- SET PROBLEM: Return the records that follow unaltered. Omit every picture.

--------------------

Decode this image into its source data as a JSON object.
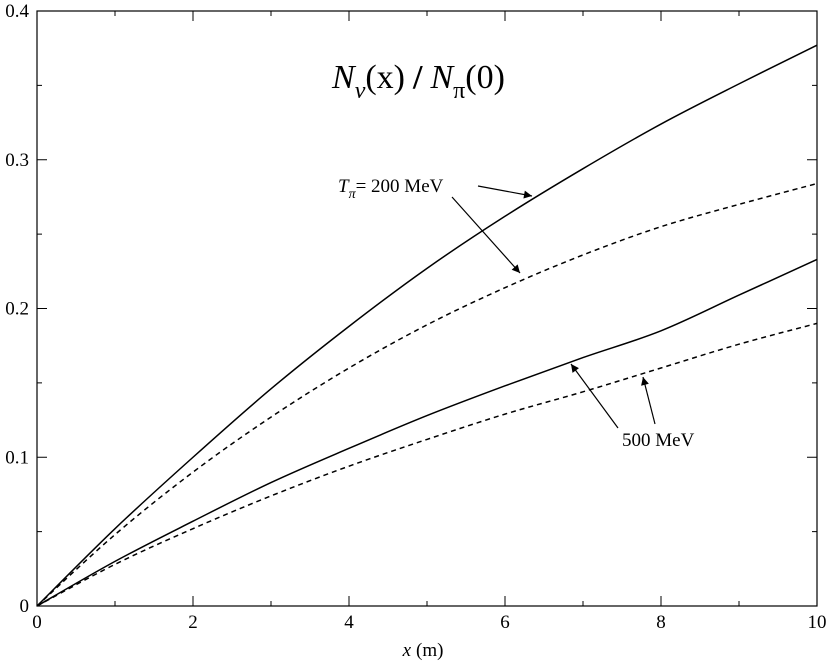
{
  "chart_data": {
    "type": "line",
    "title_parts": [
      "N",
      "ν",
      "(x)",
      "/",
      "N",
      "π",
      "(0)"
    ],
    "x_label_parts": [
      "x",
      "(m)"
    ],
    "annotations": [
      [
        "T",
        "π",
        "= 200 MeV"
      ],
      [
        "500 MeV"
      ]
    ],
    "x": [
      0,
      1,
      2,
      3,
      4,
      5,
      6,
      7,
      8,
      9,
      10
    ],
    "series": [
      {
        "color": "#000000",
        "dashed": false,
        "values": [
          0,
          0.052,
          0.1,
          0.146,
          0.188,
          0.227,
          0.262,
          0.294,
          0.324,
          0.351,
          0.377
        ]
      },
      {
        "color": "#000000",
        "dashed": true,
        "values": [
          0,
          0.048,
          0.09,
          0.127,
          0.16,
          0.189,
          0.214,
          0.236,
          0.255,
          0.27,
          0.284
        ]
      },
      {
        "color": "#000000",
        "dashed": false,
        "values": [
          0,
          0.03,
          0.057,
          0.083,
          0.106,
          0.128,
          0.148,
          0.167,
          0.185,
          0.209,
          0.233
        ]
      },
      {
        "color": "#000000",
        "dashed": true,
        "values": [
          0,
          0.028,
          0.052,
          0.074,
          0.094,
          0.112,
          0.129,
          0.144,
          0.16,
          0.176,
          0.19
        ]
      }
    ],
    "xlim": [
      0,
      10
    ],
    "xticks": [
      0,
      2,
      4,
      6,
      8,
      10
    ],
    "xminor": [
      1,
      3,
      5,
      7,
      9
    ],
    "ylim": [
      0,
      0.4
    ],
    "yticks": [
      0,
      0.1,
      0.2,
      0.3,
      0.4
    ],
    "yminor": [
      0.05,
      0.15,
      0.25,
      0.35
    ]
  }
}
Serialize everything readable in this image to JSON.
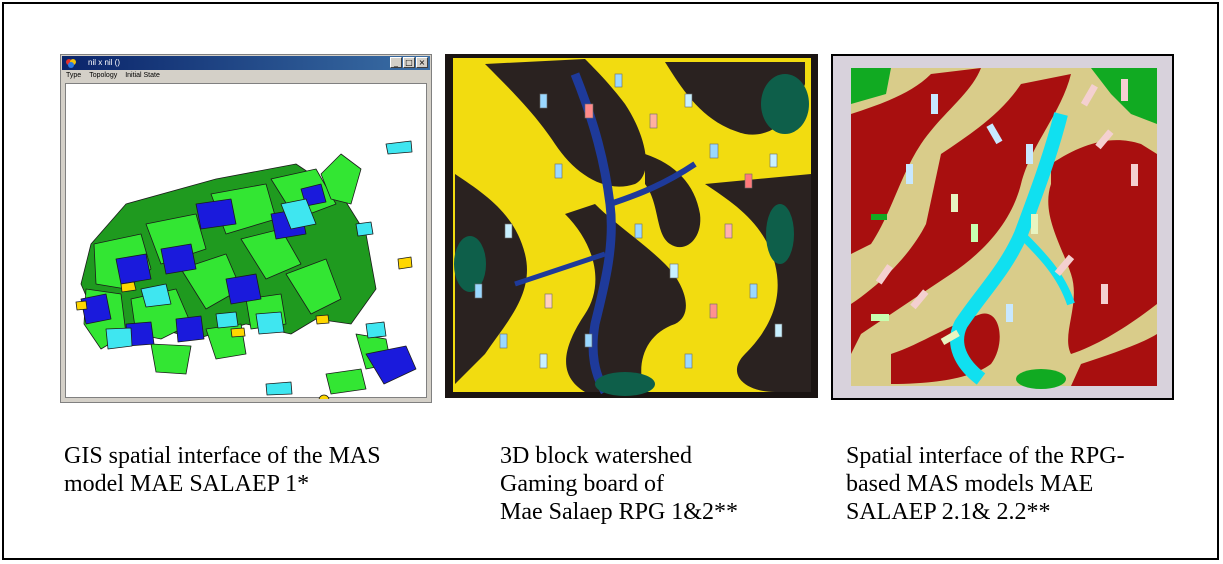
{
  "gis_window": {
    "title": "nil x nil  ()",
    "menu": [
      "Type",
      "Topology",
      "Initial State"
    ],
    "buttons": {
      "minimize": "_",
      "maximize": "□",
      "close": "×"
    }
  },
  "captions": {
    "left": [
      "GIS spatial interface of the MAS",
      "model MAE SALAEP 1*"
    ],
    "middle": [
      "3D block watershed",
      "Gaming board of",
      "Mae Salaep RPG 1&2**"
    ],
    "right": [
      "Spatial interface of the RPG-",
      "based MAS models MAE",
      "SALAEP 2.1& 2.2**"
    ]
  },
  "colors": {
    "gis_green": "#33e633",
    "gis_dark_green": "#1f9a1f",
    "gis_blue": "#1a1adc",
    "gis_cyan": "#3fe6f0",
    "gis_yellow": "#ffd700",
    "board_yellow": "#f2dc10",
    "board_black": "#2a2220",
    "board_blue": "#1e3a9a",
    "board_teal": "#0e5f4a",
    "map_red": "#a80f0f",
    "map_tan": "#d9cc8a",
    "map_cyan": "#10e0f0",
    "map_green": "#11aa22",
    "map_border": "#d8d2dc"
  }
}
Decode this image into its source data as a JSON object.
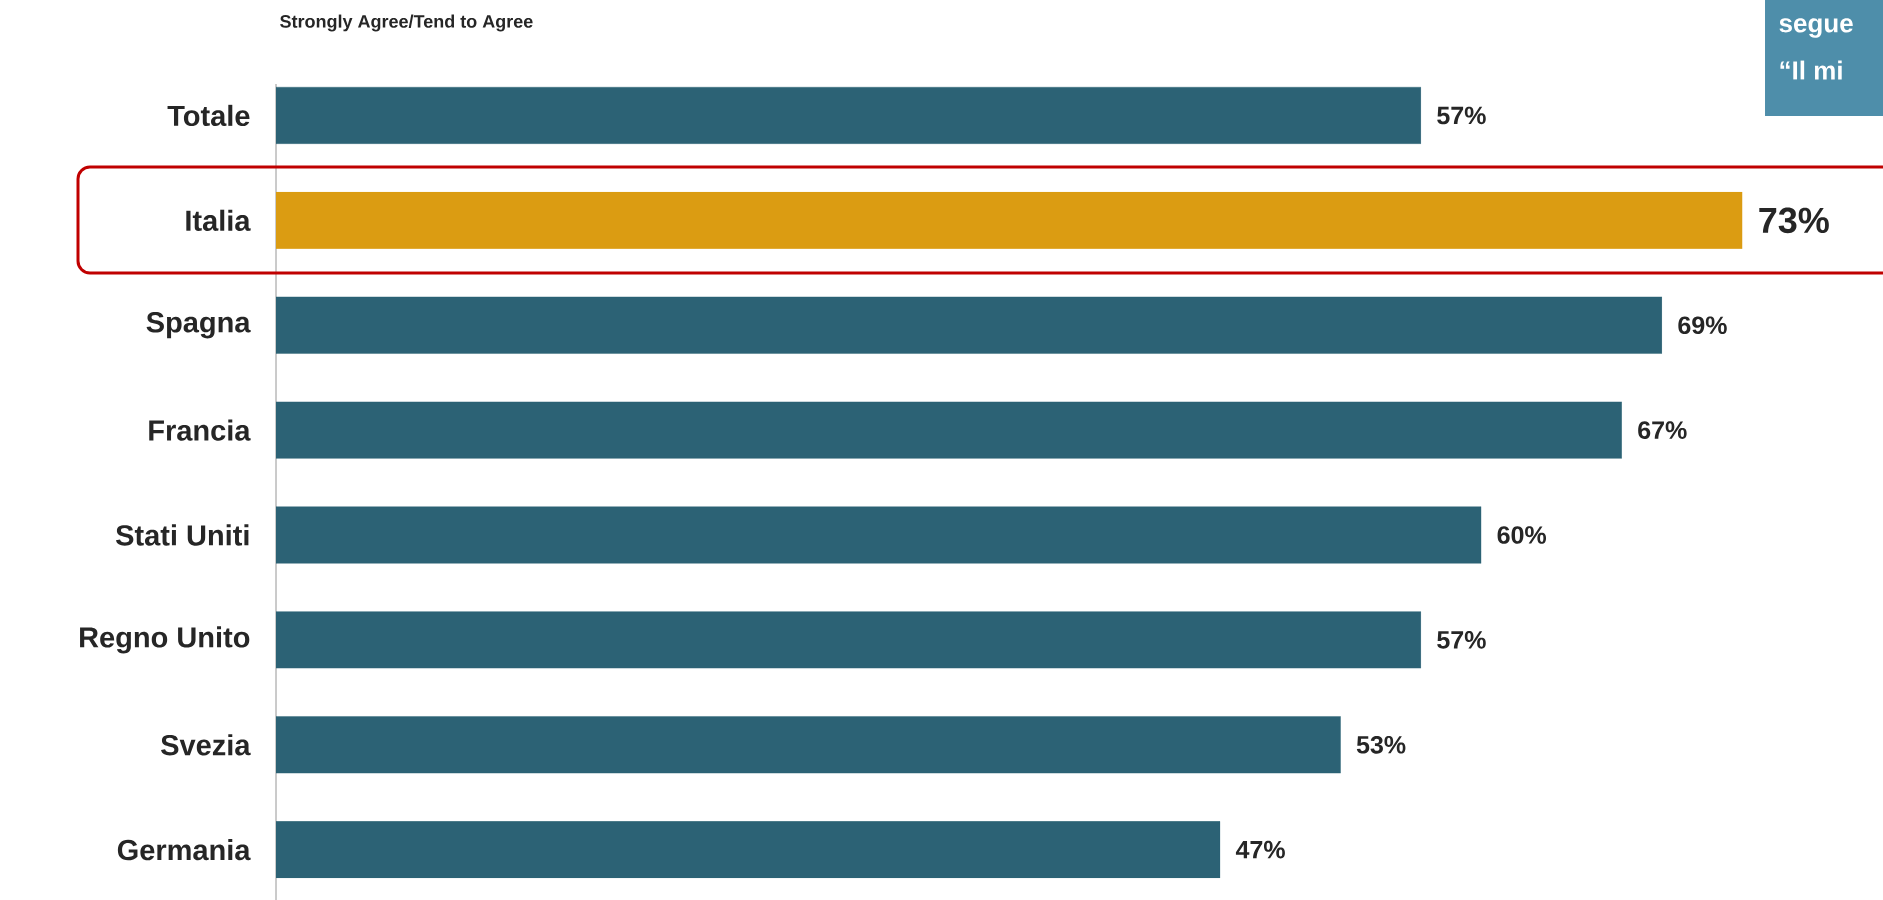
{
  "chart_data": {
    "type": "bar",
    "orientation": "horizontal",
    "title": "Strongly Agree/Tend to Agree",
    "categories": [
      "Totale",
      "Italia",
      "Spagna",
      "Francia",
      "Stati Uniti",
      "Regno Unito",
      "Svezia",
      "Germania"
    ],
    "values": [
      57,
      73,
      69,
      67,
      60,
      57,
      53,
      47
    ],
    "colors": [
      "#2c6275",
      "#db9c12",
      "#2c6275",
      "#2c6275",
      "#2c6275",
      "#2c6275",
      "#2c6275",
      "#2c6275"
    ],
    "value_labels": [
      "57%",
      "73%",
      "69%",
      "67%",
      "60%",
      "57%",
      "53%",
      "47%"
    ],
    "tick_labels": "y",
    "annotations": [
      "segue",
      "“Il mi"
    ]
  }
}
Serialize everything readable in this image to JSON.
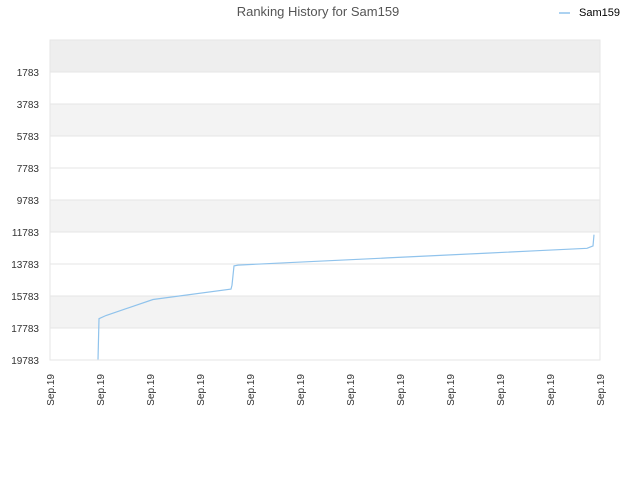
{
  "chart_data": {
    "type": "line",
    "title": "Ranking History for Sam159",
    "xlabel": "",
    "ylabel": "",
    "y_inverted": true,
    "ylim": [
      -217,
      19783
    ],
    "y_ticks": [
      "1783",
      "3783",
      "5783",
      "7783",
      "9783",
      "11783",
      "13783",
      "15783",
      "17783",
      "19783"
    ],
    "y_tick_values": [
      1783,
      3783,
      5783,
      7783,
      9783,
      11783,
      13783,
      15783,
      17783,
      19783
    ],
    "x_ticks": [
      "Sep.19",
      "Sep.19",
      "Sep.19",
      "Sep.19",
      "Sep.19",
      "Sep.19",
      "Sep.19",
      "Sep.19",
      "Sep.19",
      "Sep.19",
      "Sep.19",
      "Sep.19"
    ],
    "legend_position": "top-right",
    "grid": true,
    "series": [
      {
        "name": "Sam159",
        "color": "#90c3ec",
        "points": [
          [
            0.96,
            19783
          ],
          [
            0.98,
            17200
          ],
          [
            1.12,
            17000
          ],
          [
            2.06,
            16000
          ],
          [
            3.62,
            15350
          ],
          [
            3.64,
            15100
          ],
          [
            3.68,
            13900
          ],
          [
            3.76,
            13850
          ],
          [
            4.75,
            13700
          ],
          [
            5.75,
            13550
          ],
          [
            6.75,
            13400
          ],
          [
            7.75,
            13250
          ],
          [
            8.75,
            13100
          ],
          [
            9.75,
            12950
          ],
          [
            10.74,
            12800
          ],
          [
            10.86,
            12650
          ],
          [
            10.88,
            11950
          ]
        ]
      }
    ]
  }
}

--------------------

- SOLUTION TO THIS PROBLEM:
Decode this image into its source data as a JSON object.
{
  "chart_data": {
    "type": "line",
    "title_parts": [
      "N",
      "ν",
      "(x)",
      "/",
      "N",
      "π",
      "(0)"
    ],
    "x_label_parts": [
      "x",
      "(m)"
    ],
    "annotations": [
      [
        "T",
        "π",
        "= 200 MeV"
      ],
      [
        "500 MeV"
      ]
    ],
    "x": [
      0,
      1,
      2,
      3,
      4,
      5,
      6,
      7,
      8,
      9,
      10
    ],
    "series": [
      {
        "color": "#000000",
        "dashed": false,
        "values": [
          0,
          0.052,
          0.1,
          0.146,
          0.188,
          0.227,
          0.262,
          0.294,
          0.324,
          0.351,
          0.377
        ]
      },
      {
        "color": "#000000",
        "dashed": true,
        "values": [
          0,
          0.048,
          0.09,
          0.127,
          0.16,
          0.189,
          0.214,
          0.236,
          0.255,
          0.27,
          0.284
        ]
      },
      {
        "color": "#000000",
        "dashed": false,
        "values": [
          0,
          0.03,
          0.057,
          0.083,
          0.106,
          0.128,
          0.148,
          0.167,
          0.185,
          0.209,
          0.233
        ]
      },
      {
        "color": "#000000",
        "dashed": true,
        "values": [
          0,
          0.028,
          0.052,
          0.074,
          0.094,
          0.112,
          0.129,
          0.144,
          0.16,
          0.176,
          0.19
        ]
      }
    ],
    "xlim": [
      0,
      10
    ],
    "xticks": [
      0,
      2,
      4,
      6,
      8,
      10
    ],
    "xminor": [
      1,
      3,
      5,
      7,
      9
    ],
    "ylim": [
      0,
      0.4
    ],
    "yticks": [
      0,
      0.1,
      0.2,
      0.3,
      0.4
    ],
    "yminor": [
      0.05,
      0.15,
      0.25,
      0.35
    ]
  }
}
Serialize everything readable in this image to JSON.
{
  "gis_window": {
    "title": "nil x nil  ()",
    "menu": [
      "Type",
      "Topology",
      "Initial State"
    ],
    "buttons": {
      "minimize": "_",
      "maximize": "□",
      "close": "×"
    }
  },
  "captions": {
    "left": [
      "GIS spatial interface of the MAS",
      "model MAE SALAEP 1*"
    ],
    "middle": [
      "3D block watershed",
      "Gaming board of",
      "Mae Salaep RPG 1&2**"
    ],
    "right": [
      "Spatial interface of the RPG-",
      "based MAS models MAE",
      "SALAEP 2.1& 2.2**"
    ]
  },
  "colors": {
    "gis_green": "#33e633",
    "gis_dark_green": "#1f9a1f",
    "gis_blue": "#1a1adc",
    "gis_cyan": "#3fe6f0",
    "gis_yellow": "#ffd700",
    "board_yellow": "#f2dc10",
    "board_black": "#2a2220",
    "board_blue": "#1e3a9a",
    "board_teal": "#0e5f4a",
    "map_red": "#a80f0f",
    "map_tan": "#d9cc8a",
    "map_cyan": "#10e0f0",
    "map_green": "#11aa22",
    "map_border": "#d8d2dc"
  }
}
Decode this image into its source data as a JSON object.
{
  "chart_data": {
    "type": "bar",
    "orientation": "horizontal",
    "title": "Strongly Agree/Tend to Agree",
    "categories": [
      "Totale",
      "Italia",
      "Spagna",
      "Francia",
      "Stati Uniti",
      "Regno Unito",
      "Svezia",
      "Germania"
    ],
    "values": [
      57,
      73,
      69,
      67,
      60,
      57,
      53,
      47
    ],
    "colors": [
      "#2c6275",
      "#db9c12",
      "#2c6275",
      "#2c6275",
      "#2c6275",
      "#2c6275",
      "#2c6275",
      "#2c6275"
    ],
    "value_labels": [
      "57%",
      "73%",
      "69%",
      "67%",
      "60%",
      "57%",
      "53%",
      "47%"
    ],
    "tick_labels": "y",
    "annotations": [
      "segue",
      "“Il mi"
    ]
  }
}
Serialize everything readable in this image to JSON.
{
  "chart_data": {
    "type": "line",
    "title": "Ranking History for Sam159",
    "xlabel": "",
    "ylabel": "",
    "y_inverted": true,
    "ylim": [
      -217,
      19783
    ],
    "y_ticks": [
      "1783",
      "3783",
      "5783",
      "7783",
      "9783",
      "11783",
      "13783",
      "15783",
      "17783",
      "19783"
    ],
    "y_tick_values": [
      1783,
      3783,
      5783,
      7783,
      9783,
      11783,
      13783,
      15783,
      17783,
      19783
    ],
    "x_ticks": [
      "Sep.19",
      "Sep.19",
      "Sep.19",
      "Sep.19",
      "Sep.19",
      "Sep.19",
      "Sep.19",
      "Sep.19",
      "Sep.19",
      "Sep.19",
      "Sep.19",
      "Sep.19"
    ],
    "legend_position": "top-right",
    "grid": true,
    "series": [
      {
        "name": "Sam159",
        "color": "#90c3ec",
        "points": [
          [
            0.96,
            19783
          ],
          [
            0.98,
            17200
          ],
          [
            1.12,
            17000
          ],
          [
            2.06,
            16000
          ],
          [
            3.62,
            15350
          ],
          [
            3.64,
            15100
          ],
          [
            3.68,
            13900
          ],
          [
            3.76,
            13850
          ],
          [
            4.75,
            13700
          ],
          [
            5.75,
            13550
          ],
          [
            6.75,
            13400
          ],
          [
            7.75,
            13250
          ],
          [
            8.75,
            13100
          ],
          [
            9.75,
            12950
          ],
          [
            10.74,
            12800
          ],
          [
            10.86,
            12650
          ],
          [
            10.88,
            11950
          ]
        ]
      }
    ]
  }
}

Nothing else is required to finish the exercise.